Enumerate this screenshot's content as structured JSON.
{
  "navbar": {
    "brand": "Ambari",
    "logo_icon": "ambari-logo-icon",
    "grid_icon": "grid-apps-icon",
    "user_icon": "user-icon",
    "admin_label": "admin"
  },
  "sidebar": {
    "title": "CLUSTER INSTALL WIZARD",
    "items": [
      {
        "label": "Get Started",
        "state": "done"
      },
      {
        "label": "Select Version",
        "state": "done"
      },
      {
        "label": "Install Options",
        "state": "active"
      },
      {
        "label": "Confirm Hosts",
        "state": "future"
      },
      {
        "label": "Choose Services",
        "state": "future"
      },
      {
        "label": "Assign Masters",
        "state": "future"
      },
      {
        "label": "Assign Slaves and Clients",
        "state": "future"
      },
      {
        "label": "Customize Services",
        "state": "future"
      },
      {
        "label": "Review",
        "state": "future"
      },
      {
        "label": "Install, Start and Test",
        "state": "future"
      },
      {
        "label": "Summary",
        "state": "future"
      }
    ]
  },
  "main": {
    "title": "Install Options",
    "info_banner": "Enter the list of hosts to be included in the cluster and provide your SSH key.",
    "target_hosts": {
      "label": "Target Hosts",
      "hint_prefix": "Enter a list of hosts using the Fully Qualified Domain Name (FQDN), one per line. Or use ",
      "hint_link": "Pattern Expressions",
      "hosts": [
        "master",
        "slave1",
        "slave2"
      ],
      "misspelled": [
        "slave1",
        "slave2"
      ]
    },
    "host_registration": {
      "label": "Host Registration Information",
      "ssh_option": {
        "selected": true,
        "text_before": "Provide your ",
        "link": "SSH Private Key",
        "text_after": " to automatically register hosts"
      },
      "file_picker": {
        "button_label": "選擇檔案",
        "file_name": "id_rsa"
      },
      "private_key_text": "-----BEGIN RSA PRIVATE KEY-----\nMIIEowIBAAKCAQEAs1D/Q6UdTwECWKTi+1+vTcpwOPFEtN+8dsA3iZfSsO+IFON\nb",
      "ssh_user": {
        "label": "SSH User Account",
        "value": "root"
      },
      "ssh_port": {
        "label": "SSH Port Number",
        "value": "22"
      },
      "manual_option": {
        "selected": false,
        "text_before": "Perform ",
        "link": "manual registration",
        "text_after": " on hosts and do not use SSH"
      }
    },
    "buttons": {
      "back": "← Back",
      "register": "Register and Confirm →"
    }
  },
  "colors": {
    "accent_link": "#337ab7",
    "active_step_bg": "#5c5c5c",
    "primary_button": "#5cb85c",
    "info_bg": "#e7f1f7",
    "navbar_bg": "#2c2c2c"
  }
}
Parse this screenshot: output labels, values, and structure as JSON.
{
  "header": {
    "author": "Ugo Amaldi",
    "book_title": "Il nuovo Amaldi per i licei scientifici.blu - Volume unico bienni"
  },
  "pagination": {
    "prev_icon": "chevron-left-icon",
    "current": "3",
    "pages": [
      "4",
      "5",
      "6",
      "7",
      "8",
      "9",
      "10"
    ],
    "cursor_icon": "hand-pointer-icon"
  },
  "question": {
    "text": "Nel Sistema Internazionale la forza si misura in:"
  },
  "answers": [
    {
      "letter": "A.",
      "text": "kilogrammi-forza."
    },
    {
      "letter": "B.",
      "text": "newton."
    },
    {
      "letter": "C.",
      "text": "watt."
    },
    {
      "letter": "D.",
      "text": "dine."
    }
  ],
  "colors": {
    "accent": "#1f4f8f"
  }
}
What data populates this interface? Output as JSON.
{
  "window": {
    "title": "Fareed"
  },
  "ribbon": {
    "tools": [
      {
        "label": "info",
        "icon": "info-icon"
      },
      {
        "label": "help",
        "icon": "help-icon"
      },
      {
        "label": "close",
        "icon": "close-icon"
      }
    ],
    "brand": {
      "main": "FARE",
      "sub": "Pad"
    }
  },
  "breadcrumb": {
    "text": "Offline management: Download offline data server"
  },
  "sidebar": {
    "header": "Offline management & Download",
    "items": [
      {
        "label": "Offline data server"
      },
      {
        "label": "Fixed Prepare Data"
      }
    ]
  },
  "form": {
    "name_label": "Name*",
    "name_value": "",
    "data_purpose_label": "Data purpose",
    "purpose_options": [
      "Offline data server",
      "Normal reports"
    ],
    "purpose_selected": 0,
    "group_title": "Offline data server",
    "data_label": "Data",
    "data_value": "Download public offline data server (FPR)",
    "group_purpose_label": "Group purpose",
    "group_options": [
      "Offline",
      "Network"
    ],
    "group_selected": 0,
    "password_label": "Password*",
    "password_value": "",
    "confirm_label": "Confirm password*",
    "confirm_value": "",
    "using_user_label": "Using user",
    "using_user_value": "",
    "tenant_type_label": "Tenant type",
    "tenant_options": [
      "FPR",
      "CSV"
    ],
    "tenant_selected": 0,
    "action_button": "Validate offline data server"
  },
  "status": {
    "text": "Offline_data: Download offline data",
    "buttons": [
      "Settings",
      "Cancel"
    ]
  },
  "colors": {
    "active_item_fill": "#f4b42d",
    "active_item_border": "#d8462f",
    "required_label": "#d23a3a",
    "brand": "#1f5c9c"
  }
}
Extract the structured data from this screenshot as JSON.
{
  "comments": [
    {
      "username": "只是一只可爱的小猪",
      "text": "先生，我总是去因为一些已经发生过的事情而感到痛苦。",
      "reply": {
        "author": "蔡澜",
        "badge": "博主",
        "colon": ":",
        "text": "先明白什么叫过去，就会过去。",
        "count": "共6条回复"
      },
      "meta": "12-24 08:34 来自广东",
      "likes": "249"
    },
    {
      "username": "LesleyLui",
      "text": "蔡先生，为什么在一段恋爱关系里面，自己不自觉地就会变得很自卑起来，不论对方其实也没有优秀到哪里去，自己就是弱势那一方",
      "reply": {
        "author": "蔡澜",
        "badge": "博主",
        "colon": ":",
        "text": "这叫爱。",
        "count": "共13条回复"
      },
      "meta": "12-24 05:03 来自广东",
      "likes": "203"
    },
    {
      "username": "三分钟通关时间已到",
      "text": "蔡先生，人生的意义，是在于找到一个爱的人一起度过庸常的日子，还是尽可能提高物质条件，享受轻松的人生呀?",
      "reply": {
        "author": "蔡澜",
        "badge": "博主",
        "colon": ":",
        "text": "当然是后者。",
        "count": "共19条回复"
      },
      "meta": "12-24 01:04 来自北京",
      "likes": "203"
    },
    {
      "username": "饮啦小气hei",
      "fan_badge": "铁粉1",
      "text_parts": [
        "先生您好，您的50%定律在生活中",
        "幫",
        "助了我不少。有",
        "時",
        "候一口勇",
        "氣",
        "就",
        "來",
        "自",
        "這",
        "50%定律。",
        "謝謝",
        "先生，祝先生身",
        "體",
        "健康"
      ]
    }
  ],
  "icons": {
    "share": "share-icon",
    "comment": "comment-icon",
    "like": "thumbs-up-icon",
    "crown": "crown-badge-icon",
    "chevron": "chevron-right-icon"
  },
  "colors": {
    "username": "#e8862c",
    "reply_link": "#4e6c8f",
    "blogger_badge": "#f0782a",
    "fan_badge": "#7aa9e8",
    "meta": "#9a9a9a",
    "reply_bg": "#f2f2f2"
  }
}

|---|

Choose all lines containing the string "meta" and copy them out.

      "meta": "12-24 08:34 来自广东",
      "meta": "12-24 05:03 来自广东",
      "meta": "12-24 01:04 来自北京",
    "meta": "#9a9a9a",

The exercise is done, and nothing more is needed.